━━━ INPUT DATA ━━━

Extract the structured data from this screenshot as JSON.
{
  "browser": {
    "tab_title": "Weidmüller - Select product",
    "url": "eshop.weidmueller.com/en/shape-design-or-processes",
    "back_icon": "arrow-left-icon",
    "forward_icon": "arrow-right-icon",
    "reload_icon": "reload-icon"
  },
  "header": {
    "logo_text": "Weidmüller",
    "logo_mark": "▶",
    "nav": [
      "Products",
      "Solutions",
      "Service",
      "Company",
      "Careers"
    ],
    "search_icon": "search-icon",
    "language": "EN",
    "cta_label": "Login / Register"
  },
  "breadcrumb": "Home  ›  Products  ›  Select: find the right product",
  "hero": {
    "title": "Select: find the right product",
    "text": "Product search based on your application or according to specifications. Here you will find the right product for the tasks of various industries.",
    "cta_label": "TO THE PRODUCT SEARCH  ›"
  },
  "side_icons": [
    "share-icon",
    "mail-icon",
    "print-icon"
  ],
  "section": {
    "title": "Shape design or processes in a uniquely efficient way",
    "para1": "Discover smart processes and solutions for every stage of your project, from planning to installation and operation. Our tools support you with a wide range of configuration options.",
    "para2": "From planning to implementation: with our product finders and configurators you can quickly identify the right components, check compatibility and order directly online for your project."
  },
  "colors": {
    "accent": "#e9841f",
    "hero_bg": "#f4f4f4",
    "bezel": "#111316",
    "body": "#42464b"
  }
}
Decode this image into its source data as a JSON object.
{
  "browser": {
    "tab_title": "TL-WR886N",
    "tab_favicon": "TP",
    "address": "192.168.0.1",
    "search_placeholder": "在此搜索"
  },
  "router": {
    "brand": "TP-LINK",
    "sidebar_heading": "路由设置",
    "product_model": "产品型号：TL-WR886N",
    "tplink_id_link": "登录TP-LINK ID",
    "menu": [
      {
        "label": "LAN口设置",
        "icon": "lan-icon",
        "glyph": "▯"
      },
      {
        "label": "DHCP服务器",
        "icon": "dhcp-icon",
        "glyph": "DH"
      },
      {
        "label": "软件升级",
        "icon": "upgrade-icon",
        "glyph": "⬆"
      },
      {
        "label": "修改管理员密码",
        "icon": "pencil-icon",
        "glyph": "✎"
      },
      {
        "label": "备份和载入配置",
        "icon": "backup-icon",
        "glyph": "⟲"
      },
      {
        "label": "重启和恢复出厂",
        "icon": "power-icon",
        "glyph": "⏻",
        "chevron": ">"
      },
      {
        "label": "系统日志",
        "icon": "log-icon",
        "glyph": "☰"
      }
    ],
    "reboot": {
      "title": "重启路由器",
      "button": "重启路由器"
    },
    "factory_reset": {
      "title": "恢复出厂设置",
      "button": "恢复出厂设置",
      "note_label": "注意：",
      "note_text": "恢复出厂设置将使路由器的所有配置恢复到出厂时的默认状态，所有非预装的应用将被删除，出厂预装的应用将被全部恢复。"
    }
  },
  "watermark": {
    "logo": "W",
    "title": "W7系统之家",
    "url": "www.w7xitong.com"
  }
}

━━━

REQUIRED WORK: Emit the full listing verbatim.

ANSWER IN FULL:
Extract the structured data from this screenshot as JSON.
{
  "browser": {
    "tab_title": "Weidmüller - Select product",
    "url": "eshop.weidmueller.com/en/shape-design-or-processes",
    "back_icon": "arrow-left-icon",
    "forward_icon": "arrow-right-icon",
    "reload_icon": "reload-icon"
  },
  "header": {
    "logo_text": "Weidmüller",
    "logo_mark": "▶",
    "nav": [
      "Products",
      "Solutions",
      "Service",
      "Company",
      "Careers"
    ],
    "search_icon": "search-icon",
    "language": "EN",
    "cta_label": "Login / Register"
  },
  "breadcrumb": "Home  ›  Products  ›  Select: find the right product",
  "hero": {
    "title": "Select: find the right product",
    "text": "Product search based on your application or according to specifications. Here you will find the right product for the tasks of various industries.",
    "cta_label": "TO THE PRODUCT SEARCH  ›"
  },
  "side_icons": [
    "share-icon",
    "mail-icon",
    "print-icon"
  ],
  "section": {
    "title": "Shape design or processes in a uniquely efficient way",
    "para1": "Discover smart processes and solutions for every stage of your project, from planning to installation and operation. Our tools support you with a wide range of configuration options.",
    "para2": "From planning to implementation: with our product finders and configurators you can quickly identify the right components, check compatibility and order directly online for your project."
  },
  "colors": {
    "accent": "#e9841f",
    "hero_bg": "#f4f4f4",
    "bezel": "#111316",
    "body": "#42464b"
  }
}
Decode this image into its source data as a JSON object.
{
  "browser": {
    "tab_title": "TL-WR886N",
    "tab_favicon": "TP",
    "address": "192.168.0.1",
    "search_placeholder": "在此搜索"
  },
  "router": {
    "brand": "TP-LINK",
    "sidebar_heading": "路由设置",
    "product_model": "产品型号：TL-WR886N",
    "tplink_id_link": "登录TP-LINK ID",
    "menu": [
      {
        "label": "LAN口设置",
        "icon": "lan-icon",
        "glyph": "▯"
      },
      {
        "label": "DHCP服务器",
        "icon": "dhcp-icon",
        "glyph": "DH"
      },
      {
        "label": "软件升级",
        "icon": "upgrade-icon",
        "glyph": "⬆"
      },
      {
        "label": "修改管理员密码",
        "icon": "pencil-icon",
        "glyph": "✎"
      },
      {
        "label": "备份和载入配置",
        "icon": "backup-icon",
        "glyph": "⟲"
      },
      {
        "label": "重启和恢复出厂",
        "icon": "power-icon",
        "glyph": "⏻",
        "chevron": ">"
      },
      {
        "label": "系统日志",
        "icon": "log-icon",
        "glyph": "☰"
      }
    ],
    "reboot": {
      "title": "重启路由器",
      "button": "重启路由器"
    },
    "factory_reset": {
      "title": "恢复出厂设置",
      "button": "恢复出厂设置",
      "note_label": "注意：",
      "note_text": "恢复出厂设置将使路由器的所有配置恢复到出厂时的默认状态，所有非预装的应用将被删除，出厂预装的应用将被全部恢复。"
    }
  },
  "watermark": {
    "logo": "W",
    "title": "W7系统之家",
    "url": "www.w7xitong.com"
  }
}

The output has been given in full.